Consigne:
Reproduisez le passage de l'extrait sur le tableau attribué au Caravage, depuis « Claudio Falcucci et » jusqu'à « celle utilisée habituellement. », en changeant « rides » en « plis ».

Extrait fourni:
########################################
Car pour d’autres spécialistes, ce tableau a été réalisé par le Flamand Ludovic Finson, contemporain du Caravage et auteur d’une copie, détenue aujourd’hui par une banque napolitaine.

Ce dernier était d’ailleurs passé vers 1613 dans la Ville rose avant de rejoindre Amsterdam. « Or l’expert de Louis Finson est venu à Milan et nous a affirmé que ça ne pouvait pas être un Finson. Et nous avons l’assurance qu’il y a eu des Caravage à Toulouse, les archives départementales l’ont prouvé », explique Marc Labarbe.

Nouveaux éléments scientifiques

Par contre, les dernières expertises viennent conforter la thèse d’un original. Durant plusieurs semaines, des spécialistes ont confronté à Milan la toile toulousaine à une autre du Caravage et à des copies.

S’ils n’ont pas réussi à se mettre d’accord sur son auteur, la thèse d’une œuvre signée de la main du Caravage a en tout cas gagné des partisans. Marc Labarbe a expliqué mardi, lors d’une conférence donnée à Toulouse devant des experts réunis au Musée des Augustins, que de nouveaux éléments scientifiques venaient étayer les conclusions d’Eric Turquin.

Même pigments, mêmes toiles mais pas d’unanimité

Claudio Falcucci et Rossella Vodret, deux spécialistes du caravagisme, estiment dans leur rapport que « la technique de Toulouse est entièrement compatible avec celle des autres œuvres du Caravage ».

En particulier l’utilisation du pigment rouge pour esquisser quelques détails, caractéristique des œuvres du maître, ou encore la toile utilisée. Le seul détail qui les empêche d’être catégoriques est celui des rides de la vieille servante, d’une teinte différente à celle utilisée habituellement.

S’il y a de plus en plus de spécialistes convaincus de son authenticité « ce ne sera jamais une vérité scientifique établie, il n’y a que des indices. Il n’y aura jamais d’unanimité sur cette attribution », prédit Axel Hémery, le directeur des Augustins.

Valeur estimée : 120 millions d’euros

Pour ce dernier, le doute subsiste. « Il y a aussi ce léger trouble qu’éprouvent pas mal de gens lorsqu’ils voient ce tableau : c’est très fort, très impressionnant mais peut-être que dans les Caravage il y a quelque chose de supérieur », reconnaît le responsable du musée toulousain tout en reconnaissant qu’il s’agit « d’une découverte exceptionnelle ».

Les débats sont loin d’être achevés. Une nouvelle confrontation doit avoir lieu à Paris, en juin au Louvre. D’ici là le laboratoire de recherche des musées de France qui l’a expertisé aura peut-être rendu ses conclusions. Il a jusqu’à l’an prochain pour les faire connaître.

En 2018, l’arrêté du ministère de la Culture interdisant sa sortie du territoire prendra fin. Et cette œuvre majeure, estimée à 120 millions d’euros, pourrait alors quitter la France. « Les Américains eux croient que c’est un Caravage et ils sont très intéressés », relève Marc Labarbe.
########################################
[Entrées enregistrées]
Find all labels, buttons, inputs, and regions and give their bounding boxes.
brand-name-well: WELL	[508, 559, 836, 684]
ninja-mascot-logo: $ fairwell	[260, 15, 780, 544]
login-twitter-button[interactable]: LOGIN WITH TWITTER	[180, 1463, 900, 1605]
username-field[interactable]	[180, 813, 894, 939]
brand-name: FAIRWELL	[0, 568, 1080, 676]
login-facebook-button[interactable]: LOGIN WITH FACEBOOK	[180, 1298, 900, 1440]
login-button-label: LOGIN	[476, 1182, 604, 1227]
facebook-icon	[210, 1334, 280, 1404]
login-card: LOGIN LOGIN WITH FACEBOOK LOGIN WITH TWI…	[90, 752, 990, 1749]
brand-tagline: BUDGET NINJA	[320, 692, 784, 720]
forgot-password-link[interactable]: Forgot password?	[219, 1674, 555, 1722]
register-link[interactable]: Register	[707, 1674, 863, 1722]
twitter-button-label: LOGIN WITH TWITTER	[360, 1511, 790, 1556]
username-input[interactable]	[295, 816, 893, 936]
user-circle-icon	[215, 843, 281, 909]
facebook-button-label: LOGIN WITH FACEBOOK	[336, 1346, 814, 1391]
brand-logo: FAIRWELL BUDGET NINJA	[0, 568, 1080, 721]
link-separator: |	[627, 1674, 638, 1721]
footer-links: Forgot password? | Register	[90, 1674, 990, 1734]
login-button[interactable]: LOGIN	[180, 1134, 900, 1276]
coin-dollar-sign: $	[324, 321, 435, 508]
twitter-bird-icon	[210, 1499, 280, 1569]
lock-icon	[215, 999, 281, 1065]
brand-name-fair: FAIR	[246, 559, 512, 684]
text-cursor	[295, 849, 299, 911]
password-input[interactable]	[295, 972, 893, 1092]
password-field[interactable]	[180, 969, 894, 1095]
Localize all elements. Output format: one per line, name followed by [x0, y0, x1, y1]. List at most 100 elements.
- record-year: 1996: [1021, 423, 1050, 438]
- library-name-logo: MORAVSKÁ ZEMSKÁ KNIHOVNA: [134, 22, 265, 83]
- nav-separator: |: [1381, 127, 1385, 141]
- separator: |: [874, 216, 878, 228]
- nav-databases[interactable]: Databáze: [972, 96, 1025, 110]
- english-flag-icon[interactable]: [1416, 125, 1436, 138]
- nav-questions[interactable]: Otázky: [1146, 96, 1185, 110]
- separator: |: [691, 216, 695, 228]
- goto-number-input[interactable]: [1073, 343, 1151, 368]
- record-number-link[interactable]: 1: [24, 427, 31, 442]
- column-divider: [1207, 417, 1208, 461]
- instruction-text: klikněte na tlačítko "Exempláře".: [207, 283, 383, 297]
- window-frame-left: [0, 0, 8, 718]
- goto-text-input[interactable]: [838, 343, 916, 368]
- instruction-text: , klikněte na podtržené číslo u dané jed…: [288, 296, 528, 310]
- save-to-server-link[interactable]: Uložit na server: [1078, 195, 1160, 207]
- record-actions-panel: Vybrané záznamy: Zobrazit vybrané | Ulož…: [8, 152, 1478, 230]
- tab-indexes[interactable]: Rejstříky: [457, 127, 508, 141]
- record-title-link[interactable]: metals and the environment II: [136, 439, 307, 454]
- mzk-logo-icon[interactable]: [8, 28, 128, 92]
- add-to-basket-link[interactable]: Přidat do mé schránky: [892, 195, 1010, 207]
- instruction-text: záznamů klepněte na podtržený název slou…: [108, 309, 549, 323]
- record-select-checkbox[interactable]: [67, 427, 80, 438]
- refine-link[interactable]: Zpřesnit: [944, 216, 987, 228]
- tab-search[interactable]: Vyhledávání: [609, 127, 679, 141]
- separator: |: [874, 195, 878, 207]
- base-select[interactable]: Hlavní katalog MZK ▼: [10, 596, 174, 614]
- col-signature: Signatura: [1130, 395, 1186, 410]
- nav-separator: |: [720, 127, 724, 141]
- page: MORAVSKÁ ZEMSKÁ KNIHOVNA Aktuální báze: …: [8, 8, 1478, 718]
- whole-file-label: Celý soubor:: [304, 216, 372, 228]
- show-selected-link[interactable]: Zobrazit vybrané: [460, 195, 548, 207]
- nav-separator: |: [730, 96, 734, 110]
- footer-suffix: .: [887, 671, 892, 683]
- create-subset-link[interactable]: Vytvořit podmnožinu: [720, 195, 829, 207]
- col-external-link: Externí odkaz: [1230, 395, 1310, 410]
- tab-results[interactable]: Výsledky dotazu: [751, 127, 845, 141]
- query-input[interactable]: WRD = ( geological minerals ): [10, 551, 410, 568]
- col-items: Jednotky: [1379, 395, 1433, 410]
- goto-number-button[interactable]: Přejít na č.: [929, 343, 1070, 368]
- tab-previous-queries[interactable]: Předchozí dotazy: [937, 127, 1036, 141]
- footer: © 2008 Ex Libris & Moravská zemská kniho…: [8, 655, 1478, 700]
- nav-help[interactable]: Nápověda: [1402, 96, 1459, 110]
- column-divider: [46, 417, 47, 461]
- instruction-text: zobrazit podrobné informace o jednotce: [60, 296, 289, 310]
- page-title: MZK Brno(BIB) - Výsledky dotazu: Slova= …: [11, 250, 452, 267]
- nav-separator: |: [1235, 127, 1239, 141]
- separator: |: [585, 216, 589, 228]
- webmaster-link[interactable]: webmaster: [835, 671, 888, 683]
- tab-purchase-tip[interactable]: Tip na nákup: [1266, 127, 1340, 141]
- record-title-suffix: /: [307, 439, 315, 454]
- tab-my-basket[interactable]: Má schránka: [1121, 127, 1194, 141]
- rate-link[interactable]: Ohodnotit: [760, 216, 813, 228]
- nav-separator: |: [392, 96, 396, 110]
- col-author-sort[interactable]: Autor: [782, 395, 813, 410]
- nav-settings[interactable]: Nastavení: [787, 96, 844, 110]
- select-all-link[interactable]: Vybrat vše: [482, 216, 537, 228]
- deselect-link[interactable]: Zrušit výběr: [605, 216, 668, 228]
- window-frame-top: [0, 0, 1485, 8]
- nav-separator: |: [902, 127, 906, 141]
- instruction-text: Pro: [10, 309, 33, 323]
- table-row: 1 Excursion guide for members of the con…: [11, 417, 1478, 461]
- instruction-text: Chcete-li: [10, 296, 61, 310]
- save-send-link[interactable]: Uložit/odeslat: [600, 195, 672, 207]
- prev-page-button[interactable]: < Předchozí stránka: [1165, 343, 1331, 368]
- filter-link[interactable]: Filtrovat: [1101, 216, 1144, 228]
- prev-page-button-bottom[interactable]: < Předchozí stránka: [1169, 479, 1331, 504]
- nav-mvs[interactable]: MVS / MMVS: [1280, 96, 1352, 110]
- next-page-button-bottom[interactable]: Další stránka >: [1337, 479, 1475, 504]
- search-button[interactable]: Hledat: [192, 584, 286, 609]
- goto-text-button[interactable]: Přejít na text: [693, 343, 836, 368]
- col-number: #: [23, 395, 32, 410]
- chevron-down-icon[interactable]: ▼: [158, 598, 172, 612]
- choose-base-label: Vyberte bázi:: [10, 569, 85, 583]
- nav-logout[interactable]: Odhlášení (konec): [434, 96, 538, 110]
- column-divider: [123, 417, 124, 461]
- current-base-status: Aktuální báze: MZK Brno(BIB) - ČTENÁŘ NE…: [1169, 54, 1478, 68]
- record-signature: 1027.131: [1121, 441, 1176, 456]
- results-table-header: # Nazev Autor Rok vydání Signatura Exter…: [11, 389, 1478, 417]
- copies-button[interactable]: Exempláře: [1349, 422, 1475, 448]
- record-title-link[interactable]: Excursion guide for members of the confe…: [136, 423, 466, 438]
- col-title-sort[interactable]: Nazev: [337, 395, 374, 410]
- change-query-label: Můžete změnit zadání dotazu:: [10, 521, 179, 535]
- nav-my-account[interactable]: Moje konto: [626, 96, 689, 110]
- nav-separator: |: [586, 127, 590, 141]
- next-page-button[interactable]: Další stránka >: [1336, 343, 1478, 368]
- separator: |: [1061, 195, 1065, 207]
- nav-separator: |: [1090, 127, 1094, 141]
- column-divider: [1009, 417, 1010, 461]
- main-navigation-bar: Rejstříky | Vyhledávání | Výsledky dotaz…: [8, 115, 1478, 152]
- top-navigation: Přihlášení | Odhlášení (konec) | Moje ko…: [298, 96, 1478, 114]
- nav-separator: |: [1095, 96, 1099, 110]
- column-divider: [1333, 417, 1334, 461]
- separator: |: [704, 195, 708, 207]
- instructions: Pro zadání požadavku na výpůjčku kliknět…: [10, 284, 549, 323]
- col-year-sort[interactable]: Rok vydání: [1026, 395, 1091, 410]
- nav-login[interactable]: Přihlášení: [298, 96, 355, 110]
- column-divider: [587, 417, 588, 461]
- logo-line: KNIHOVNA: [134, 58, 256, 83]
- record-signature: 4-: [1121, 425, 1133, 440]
########################################
Résultat final:
Claudio Falcucci et Rossella Vodret, deux spécialistes du caravagisme, estiment dans leur rapport que « la technique de Toulouse est entièrement compatible avec celle des autres œuvres du Caravage ».

En particulier l’utilisation du pigment rouge pour esquisser quelques détails, caractéristique des œuvres du maître, ou encore la toile utilisée. Le seul détail qui les empêche d’être catégoriques est celui des plis de la vieille servante, d’une teinte différente à celle utilisée habituellement.